:: DATA ENTRIES ::
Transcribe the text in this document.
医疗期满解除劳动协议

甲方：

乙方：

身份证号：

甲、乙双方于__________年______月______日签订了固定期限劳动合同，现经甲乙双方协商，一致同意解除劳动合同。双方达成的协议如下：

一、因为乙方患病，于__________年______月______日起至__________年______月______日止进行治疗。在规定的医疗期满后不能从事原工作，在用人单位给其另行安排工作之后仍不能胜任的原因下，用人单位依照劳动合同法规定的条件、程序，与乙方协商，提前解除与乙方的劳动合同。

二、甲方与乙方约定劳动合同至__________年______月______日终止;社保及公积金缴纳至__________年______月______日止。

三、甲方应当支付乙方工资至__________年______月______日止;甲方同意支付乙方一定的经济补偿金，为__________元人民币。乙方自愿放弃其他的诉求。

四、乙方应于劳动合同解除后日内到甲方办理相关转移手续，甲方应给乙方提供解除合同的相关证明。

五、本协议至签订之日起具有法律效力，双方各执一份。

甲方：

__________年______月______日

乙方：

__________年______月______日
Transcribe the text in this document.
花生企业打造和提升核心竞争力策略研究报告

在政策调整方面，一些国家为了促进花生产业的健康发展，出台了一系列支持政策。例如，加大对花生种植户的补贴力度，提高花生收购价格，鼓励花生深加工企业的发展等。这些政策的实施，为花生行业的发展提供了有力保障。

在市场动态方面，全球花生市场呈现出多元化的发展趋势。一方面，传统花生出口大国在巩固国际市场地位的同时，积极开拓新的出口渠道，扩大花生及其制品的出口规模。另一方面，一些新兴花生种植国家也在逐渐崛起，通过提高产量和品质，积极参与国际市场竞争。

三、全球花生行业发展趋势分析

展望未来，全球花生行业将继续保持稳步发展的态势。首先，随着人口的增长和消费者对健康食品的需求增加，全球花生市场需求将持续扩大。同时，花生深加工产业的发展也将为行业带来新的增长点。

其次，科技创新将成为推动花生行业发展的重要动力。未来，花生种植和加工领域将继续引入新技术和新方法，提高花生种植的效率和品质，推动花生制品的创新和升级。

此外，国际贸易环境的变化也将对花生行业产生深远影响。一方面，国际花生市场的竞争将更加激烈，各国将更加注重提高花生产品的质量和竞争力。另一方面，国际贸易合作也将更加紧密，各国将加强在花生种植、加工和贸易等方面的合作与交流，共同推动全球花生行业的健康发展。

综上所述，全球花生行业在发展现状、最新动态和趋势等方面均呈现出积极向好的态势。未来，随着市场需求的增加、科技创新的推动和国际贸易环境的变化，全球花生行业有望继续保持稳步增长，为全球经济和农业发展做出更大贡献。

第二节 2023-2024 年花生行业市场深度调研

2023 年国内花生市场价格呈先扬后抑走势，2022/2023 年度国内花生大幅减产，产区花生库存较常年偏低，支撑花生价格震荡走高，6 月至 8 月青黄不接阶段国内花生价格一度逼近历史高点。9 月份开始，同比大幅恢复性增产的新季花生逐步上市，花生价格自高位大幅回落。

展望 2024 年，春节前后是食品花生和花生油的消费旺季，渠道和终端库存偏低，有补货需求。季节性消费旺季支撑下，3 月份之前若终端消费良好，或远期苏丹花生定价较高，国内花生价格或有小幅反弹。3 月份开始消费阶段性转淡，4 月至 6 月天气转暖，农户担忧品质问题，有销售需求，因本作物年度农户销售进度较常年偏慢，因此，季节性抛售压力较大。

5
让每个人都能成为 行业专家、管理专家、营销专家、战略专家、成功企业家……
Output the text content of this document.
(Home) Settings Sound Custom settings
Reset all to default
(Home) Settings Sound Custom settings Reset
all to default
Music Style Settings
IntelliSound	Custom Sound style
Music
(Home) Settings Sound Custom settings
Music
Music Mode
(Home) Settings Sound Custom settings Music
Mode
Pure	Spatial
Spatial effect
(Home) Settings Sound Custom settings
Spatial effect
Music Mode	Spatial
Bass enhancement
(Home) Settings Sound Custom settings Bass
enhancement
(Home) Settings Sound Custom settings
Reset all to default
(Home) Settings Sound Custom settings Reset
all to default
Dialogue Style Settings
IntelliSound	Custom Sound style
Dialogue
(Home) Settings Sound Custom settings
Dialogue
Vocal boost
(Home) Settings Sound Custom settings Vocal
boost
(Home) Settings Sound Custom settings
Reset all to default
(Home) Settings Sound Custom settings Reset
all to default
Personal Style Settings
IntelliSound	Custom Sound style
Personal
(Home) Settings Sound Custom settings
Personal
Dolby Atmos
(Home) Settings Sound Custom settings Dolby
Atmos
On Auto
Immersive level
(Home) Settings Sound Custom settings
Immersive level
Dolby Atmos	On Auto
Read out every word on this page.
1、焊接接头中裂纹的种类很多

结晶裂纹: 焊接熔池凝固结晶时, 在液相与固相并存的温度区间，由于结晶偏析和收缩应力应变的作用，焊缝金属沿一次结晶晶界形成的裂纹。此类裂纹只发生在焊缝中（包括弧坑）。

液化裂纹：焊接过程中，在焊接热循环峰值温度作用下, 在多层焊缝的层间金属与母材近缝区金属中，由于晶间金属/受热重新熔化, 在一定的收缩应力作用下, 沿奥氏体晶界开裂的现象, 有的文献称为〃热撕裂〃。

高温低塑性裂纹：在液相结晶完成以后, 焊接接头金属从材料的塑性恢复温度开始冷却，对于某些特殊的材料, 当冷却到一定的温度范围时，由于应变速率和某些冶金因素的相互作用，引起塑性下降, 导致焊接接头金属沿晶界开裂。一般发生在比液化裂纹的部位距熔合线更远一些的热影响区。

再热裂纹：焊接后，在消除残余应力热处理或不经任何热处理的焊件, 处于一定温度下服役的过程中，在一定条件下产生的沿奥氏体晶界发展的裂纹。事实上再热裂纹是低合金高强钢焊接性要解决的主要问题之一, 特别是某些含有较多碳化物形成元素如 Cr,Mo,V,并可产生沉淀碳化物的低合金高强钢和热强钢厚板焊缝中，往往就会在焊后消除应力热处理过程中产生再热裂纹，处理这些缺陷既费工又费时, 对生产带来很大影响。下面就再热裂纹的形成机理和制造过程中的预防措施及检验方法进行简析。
:::
TASK DETAILS:
Take the records above and return them exactly as written.

FINISHED TASK:
Transcribe the text in this document.
医疗期满解除劳动协议

甲方：

乙方：

身份证号：

甲、乙双方于__________年______月______日签订了固定期限劳动合同，现经甲乙双方协商，一致同意解除劳动合同。双方达成的协议如下：

一、因为乙方患病，于__________年______月______日起至__________年______月______日止进行治疗。在规定的医疗期满后不能从事原工作，在用人单位给其另行安排工作之后仍不能胜任的原因下，用人单位依照劳动合同法规定的条件、程序，与乙方协商，提前解除与乙方的劳动合同。

二、甲方与乙方约定劳动合同至__________年______月______日终止;社保及公积金缴纳至__________年______月______日止。

三、甲方应当支付乙方工资至__________年______月______日止;甲方同意支付乙方一定的经济补偿金，为__________元人民币。乙方自愿放弃其他的诉求。

四、乙方应于劳动合同解除后日内到甲方办理相关转移手续，甲方应给乙方提供解除合同的相关证明。

五、本协议至签订之日起具有法律效力，双方各执一份。

甲方：

__________年______月______日

乙方：

__________年______月______日
Transcribe the text in this document.
花生企业打造和提升核心竞争力策略研究报告

在政策调整方面，一些国家为了促进花生产业的健康发展，出台了一系列支持政策。例如，加大对花生种植户的补贴力度，提高花生收购价格，鼓励花生深加工企业的发展等。这些政策的实施，为花生行业的发展提供了有力保障。

在市场动态方面，全球花生市场呈现出多元化的发展趋势。一方面，传统花生出口大国在巩固国际市场地位的同时，积极开拓新的出口渠道，扩大花生及其制品的出口规模。另一方面，一些新兴花生种植国家也在逐渐崛起，通过提高产量和品质，积极参与国际市场竞争。

三、全球花生行业发展趋势分析

展望未来，全球花生行业将继续保持稳步发展的态势。首先，随着人口的增长和消费者对健康食品的需求增加，全球花生市场需求将持续扩大。同时，花生深加工产业的发展也将为行业带来新的增长点。

其次，科技创新将成为推动花生行业发展的重要动力。未来，花生种植和加工领域将继续引入新技术和新方法，提高花生种植的效率和品质，推动花生制品的创新和升级。

此外，国际贸易环境的变化也将对花生行业产生深远影响。一方面，国际花生市场的竞争将更加激烈，各国将更加注重提高花生产品的质量和竞争力。另一方面，国际贸易合作也将更加紧密，各国将加强在花生种植、加工和贸易等方面的合作与交流，共同推动全球花生行业的健康发展。

综上所述，全球花生行业在发展现状、最新动态和趋势等方面均呈现出积极向好的态势。未来，随着市场需求的增加、科技创新的推动和国际贸易环境的变化，全球花生行业有望继续保持稳步增长，为全球经济和农业发展做出更大贡献。

第二节 2023-2024 年花生行业市场深度调研

2023 年国内花生市场价格呈先扬后抑走势，2022/2023 年度国内花生大幅减产，产区花生库存较常年偏低，支撑花生价格震荡走高，6 月至 8 月青黄不接阶段国内花生价格一度逼近历史高点。9 月份开始，同比大幅恢复性增产的新季花生逐步上市，花生价格自高位大幅回落。

展望 2024 年，春节前后是食品花生和花生油的消费旺季，渠道和终端库存偏低，有补货需求。季节性消费旺季支撑下，3 月份之前若终端消费良好，或远期苏丹花生定价较高，国内花生价格或有小幅反弹。3 月份开始消费阶段性转淡，4 月至 6 月天气转暖，农户担忧品质问题，有销售需求，因本作物年度农户销售进度较常年偏慢，因此，季节性抛售压力较大。

5
让每个人都能成为 行业专家、管理专家、营销专家、战略专家、成功企业家……
Output the text content of this document.
(Home) Settings Sound Custom settings
Reset all to default
(Home) Settings Sound Custom settings Reset
all to default
Music Style Settings
IntelliSound	Custom Sound style
Music
(Home) Settings Sound Custom settings
Music
Music Mode
(Home) Settings Sound Custom settings Music
Mode
Pure	Spatial
Spatial effect
(Home) Settings Sound Custom settings
Spatial effect
Music Mode	Spatial
Bass enhancement
(Home) Settings Sound Custom settings Bass
enhancement
(Home) Settings Sound Custom settings
Reset all to default
(Home) Settings Sound Custom settings Reset
all to default
Dialogue Style Settings
IntelliSound	Custom Sound style
Dialogue
(Home) Settings Sound Custom settings
Dialogue
Vocal boost
(Home) Settings Sound Custom settings Vocal
boost
(Home) Settings Sound Custom settings
Reset all to default
(Home) Settings Sound Custom settings Reset
all to default
Personal Style Settings
IntelliSound	Custom Sound style
Personal
(Home) Settings Sound Custom settings
Personal
Dolby Atmos
(Home) Settings Sound Custom settings Dolby
Atmos
On Auto
Immersive level
(Home) Settings Sound Custom settings
Immersive level
Dolby Atmos	On Auto
Read out every word on this page.
1、焊接接头中裂纹的种类很多

结晶裂纹: 焊接熔池凝固结晶时, 在液相与固相并存的温度区间，由于结晶偏析和收缩应力应变的作用，焊缝金属沿一次结晶晶界形成的裂纹。此类裂纹只发生在焊缝中（包括弧坑）。

液化裂纹：焊接过程中，在焊接热循环峰值温度作用下, 在多层焊缝的层间金属与母材近缝区金属中，由于晶间金属/受热重新熔化, 在一定的收缩应力作用下, 沿奥氏体晶界开裂的现象, 有的文献称为〃热撕裂〃。

高温低塑性裂纹：在液相结晶完成以后, 焊接接头金属从材料的塑性恢复温度开始冷却，对于某些特殊的材料, 当冷却到一定的温度范围时，由于应变速率和某些冶金因素的相互作用，引起塑性下降, 导致焊接接头金属沿晶界开裂。一般发生在比液化裂纹的部位距熔合线更远一些的热影响区。

再热裂纹：焊接后，在消除残余应力热处理或不经任何热处理的焊件, 处于一定温度下服役的过程中，在一定条件下产生的沿奥氏体晶界发展的裂纹。事实上再热裂纹是低合金高强钢焊接性要解决的主要问题之一, 特别是某些含有较多碳化物形成元素如 Cr,Mo,V,并可产生沉淀碳化物的低合金高强钢和热强钢厚板焊缝中，往往就会在焊后消除应力热处理过程中产生再热裂纹，处理这些缺陷既费工又费时, 对生产带来很大影响。下面就再热裂纹的形成机理和制造过程中的预防措施及检验方法进行简析。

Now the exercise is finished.